Do this >>
Each line below should be reproduced without any alteration.
— start of Data shown —
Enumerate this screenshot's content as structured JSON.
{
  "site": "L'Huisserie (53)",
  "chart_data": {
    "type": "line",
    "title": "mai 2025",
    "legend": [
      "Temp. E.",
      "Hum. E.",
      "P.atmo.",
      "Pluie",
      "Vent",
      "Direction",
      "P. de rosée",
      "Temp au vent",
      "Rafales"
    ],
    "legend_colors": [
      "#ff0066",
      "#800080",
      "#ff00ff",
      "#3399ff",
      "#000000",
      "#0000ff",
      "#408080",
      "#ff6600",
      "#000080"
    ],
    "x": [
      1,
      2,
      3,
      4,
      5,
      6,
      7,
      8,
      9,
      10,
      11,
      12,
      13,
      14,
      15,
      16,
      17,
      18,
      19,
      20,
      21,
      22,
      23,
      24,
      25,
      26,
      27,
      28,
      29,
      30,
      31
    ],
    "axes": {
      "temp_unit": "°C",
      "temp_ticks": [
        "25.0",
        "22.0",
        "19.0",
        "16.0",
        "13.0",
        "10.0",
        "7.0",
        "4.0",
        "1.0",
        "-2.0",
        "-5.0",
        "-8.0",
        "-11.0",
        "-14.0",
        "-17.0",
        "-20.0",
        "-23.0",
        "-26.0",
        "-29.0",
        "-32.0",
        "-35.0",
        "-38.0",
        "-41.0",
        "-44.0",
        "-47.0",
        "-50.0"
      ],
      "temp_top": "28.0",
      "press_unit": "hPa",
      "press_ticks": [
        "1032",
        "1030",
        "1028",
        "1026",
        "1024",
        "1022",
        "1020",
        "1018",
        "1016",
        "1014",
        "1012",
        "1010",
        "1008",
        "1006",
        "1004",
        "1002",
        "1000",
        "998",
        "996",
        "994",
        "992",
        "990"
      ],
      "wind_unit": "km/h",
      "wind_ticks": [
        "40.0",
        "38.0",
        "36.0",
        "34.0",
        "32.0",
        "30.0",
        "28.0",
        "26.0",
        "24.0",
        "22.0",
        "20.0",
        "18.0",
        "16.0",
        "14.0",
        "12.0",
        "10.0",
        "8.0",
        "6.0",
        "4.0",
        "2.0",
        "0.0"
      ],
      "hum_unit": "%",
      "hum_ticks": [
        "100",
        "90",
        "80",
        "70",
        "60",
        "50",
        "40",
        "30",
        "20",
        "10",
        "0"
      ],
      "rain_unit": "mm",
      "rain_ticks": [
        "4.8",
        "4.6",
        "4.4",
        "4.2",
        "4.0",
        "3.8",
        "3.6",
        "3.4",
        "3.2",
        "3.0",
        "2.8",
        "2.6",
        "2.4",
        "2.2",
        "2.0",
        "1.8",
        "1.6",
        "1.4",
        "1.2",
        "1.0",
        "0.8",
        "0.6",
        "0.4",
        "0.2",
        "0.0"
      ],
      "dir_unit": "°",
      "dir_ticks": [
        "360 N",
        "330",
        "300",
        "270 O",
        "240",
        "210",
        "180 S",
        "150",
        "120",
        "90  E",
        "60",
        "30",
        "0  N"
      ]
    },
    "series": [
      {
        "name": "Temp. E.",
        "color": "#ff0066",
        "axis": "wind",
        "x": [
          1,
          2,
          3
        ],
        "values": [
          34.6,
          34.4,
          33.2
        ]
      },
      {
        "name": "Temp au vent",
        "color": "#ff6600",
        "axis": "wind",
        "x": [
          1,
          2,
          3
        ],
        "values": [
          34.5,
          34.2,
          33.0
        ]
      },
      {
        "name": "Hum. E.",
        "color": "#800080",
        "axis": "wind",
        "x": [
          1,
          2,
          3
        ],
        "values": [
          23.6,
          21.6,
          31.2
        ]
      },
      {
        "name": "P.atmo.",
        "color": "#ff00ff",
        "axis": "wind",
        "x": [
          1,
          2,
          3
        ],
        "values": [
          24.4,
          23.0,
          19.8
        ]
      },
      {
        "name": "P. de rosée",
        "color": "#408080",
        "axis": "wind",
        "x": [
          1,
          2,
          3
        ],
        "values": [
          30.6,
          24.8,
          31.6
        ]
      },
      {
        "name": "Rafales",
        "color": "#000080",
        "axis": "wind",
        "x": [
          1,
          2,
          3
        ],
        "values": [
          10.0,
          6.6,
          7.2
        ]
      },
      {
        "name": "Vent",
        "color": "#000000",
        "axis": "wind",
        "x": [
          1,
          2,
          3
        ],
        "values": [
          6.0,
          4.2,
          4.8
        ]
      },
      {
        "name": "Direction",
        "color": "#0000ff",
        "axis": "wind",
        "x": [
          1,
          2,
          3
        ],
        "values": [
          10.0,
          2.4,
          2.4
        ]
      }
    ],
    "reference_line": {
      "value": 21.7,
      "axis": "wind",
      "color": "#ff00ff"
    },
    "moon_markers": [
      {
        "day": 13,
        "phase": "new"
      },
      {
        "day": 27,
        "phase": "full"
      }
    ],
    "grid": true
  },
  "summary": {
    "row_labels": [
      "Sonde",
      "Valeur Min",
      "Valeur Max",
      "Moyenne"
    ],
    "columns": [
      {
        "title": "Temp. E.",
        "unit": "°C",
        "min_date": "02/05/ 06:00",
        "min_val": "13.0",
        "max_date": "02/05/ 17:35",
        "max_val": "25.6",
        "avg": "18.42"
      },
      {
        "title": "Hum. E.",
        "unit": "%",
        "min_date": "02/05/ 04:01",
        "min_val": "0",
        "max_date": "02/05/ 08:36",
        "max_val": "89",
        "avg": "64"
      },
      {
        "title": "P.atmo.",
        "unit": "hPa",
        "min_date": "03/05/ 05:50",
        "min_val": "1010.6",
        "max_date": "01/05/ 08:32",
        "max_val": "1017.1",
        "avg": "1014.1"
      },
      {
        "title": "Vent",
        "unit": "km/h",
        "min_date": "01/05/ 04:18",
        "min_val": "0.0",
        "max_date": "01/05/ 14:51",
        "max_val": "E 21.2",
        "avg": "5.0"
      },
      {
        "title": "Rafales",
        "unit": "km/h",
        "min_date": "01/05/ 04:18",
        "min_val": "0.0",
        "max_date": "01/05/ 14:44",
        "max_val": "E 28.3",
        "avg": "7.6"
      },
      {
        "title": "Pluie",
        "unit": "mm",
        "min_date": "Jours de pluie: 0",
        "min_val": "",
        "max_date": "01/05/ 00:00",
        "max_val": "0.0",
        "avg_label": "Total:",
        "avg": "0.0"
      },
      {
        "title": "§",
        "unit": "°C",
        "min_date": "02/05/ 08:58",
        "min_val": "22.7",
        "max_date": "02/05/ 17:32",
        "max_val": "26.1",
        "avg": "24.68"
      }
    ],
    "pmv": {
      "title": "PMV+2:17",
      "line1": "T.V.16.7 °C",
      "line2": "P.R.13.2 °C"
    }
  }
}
— end of Data shown —
Expected output >>
Enumerate this screenshot's content as structured JSON.
{
  "site": "L'Huisserie (53)",
  "chart_data": {
    "type": "line",
    "title": "mai 2025",
    "legend": [
      "Temp. E.",
      "Hum. E.",
      "P.atmo.",
      "Pluie",
      "Vent",
      "Direction",
      "P. de rosée",
      "Temp au vent",
      "Rafales"
    ],
    "legend_colors": [
      "#ff0066",
      "#800080",
      "#ff00ff",
      "#3399ff",
      "#000000",
      "#0000ff",
      "#408080",
      "#ff6600",
      "#000080"
    ],
    "x": [
      1,
      2,
      3,
      4,
      5,
      6,
      7,
      8,
      9,
      10,
      11,
      12,
      13,
      14,
      15,
      16,
      17,
      18,
      19,
      20,
      21,
      22,
      23,
      24,
      25,
      26,
      27,
      28,
      29,
      30,
      31
    ],
    "axes": {
      "temp_unit": "°C",
      "temp_ticks": [
        "25.0",
        "22.0",
        "19.0",
        "16.0",
        "13.0",
        "10.0",
        "7.0",
        "4.0",
        "1.0",
        "-2.0",
        "-5.0",
        "-8.0",
        "-11.0",
        "-14.0",
        "-17.0",
        "-20.0",
        "-23.0",
        "-26.0",
        "-29.0",
        "-32.0",
        "-35.0",
        "-38.0",
        "-41.0",
        "-44.0",
        "-47.0",
        "-50.0"
      ],
      "temp_top": "28.0",
      "press_unit": "hPa",
      "press_ticks": [
        "1032",
        "1030",
        "1028",
        "1026",
        "1024",
        "1022",
        "1020",
        "1018",
        "1016",
        "1014",
        "1012",
        "1010",
        "1008",
        "1006",
        "1004",
        "1002",
        "1000",
        "998",
        "996",
        "994",
        "992",
        "990"
      ],
      "wind_unit": "km/h",
      "wind_ticks": [
        "40.0",
        "38.0",
        "36.0",
        "34.0",
        "32.0",
        "30.0",
        "28.0",
        "26.0",
        "24.0",
        "22.0",
        "20.0",
        "18.0",
        "16.0",
        "14.0",
        "12.0",
        "10.0",
        "8.0",
        "6.0",
        "4.0",
        "2.0",
        "0.0"
      ],
      "hum_unit": "%",
      "hum_ticks": [
        "100",
        "90",
        "80",
        "70",
        "60",
        "50",
        "40",
        "30",
        "20",
        "10",
        "0"
      ],
      "rain_unit": "mm",
      "rain_ticks": [
        "4.8",
        "4.6",
        "4.4",
        "4.2",
        "4.0",
        "3.8",
        "3.6",
        "3.4",
        "3.2",
        "3.0",
        "2.8",
        "2.6",
        "2.4",
        "2.2",
        "2.0",
        "1.8",
        "1.6",
        "1.4",
        "1.2",
        "1.0",
        "0.8",
        "0.6",
        "0.4",
        "0.2",
        "0.0"
      ],
      "dir_unit": "°",
      "dir_ticks": [
        "360 N",
        "330",
        "300",
        "270 O",
        "240",
        "210",
        "180 S",
        "150",
        "120",
        "90  E",
        "60",
        "30",
        "0  N"
      ]
    },
    "series": [
      {
        "name": "Temp. E.",
        "color": "#ff0066",
        "axis": "wind",
        "x": [
          1,
          2,
          3
        ],
        "values": [
          34.6,
          34.4,
          33.2
        ]
      },
      {
        "name": "Temp au vent",
        "color": "#ff6600",
        "axis": "wind",
        "x": [
          1,
          2,
          3
        ],
        "values": [
          34.5,
          34.2,
          33.0
        ]
      },
      {
        "name": "Hum. E.",
        "color": "#800080",
        "axis": "wind",
        "x": [
          1,
          2,
          3
        ],
        "values": [
          23.6,
          21.6,
          31.2
        ]
      },
      {
        "name": "P.atmo.",
        "color": "#ff00ff",
        "axis": "wind",
        "x": [
          1,
          2,
          3
        ],
        "values": [
          24.4,
          23.0,
          19.8
        ]
      },
      {
        "name": "P. de rosée",
        "color": "#408080",
        "axis": "wind",
        "x": [
          1,
          2,
          3
        ],
        "values": [
          30.6,
          24.8,
          31.6
        ]
      },
      {
        "name": "Rafales",
        "color": "#000080",
        "axis": "wind",
        "x": [
          1,
          2,
          3
        ],
        "values": [
          10.0,
          6.6,
          7.2
        ]
      },
      {
        "name": "Vent",
        "color": "#000000",
        "axis": "wind",
        "x": [
          1,
          2,
          3
        ],
        "values": [
          6.0,
          4.2,
          4.8
        ]
      },
      {
        "name": "Direction",
        "color": "#0000ff",
        "axis": "wind",
        "x": [
          1,
          2,
          3
        ],
        "values": [
          10.0,
          2.4,
          2.4
        ]
      }
    ],
    "reference_line": {
      "value": 21.7,
      "axis": "wind",
      "color": "#ff00ff"
    },
    "moon_markers": [
      {
        "day": 13,
        "phase": "new"
      },
      {
        "day": 27,
        "phase": "full"
      }
    ],
    "grid": true
  },
  "summary": {
    "row_labels": [
      "Sonde",
      "Valeur Min",
      "Valeur Max",
      "Moyenne"
    ],
    "columns": [
      {
        "title": "Temp. E.",
        "unit": "°C",
        "min_date": "02/05/ 06:00",
        "min_val": "13.0",
        "max_date": "02/05/ 17:35",
        "max_val": "25.6",
        "avg": "18.42"
      },
      {
        "title": "Hum. E.",
        "unit": "%",
        "min_date": "02/05/ 04:01",
        "min_val": "0",
        "max_date": "02/05/ 08:36",
        "max_val": "89",
        "avg": "64"
      },
      {
        "title": "P.atmo.",
        "unit": "hPa",
        "min_date": "03/05/ 05:50",
        "min_val": "1010.6",
        "max_date": "01/05/ 08:32",
        "max_val": "1017.1",
        "avg": "1014.1"
      },
      {
        "title": "Vent",
        "unit": "km/h",
        "min_date": "01/05/ 04:18",
        "min_val": "0.0",
        "max_date": "01/05/ 14:51",
        "max_val": "E 21.2",
        "avg": "5.0"
      },
      {
        "title": "Rafales",
        "unit": "km/h",
        "min_date": "01/05/ 04:18",
        "min_val": "0.0",
        "max_date": "01/05/ 14:44",
        "max_val": "E 28.3",
        "avg": "7.6"
      },
      {
        "title": "Pluie",
        "unit": "mm",
        "min_date": "Jours de pluie: 0",
        "min_val": "",
        "max_date": "01/05/ 00:00",
        "max_val": "0.0",
        "avg_label": "Total:",
        "avg": "0.0"
      },
      {
        "title": "§",
        "unit": "°C",
        "min_date": "02/05/ 08:58",
        "min_val": "22.7",
        "max_date": "02/05/ 17:32",
        "max_val": "26.1",
        "avg": "24.68"
      }
    ],
    "pmv": {
      "title": "PMV+2:17",
      "line1": "T.V.16.7 °C",
      "line2": "P.R.13.2 °C"
    }
  }
}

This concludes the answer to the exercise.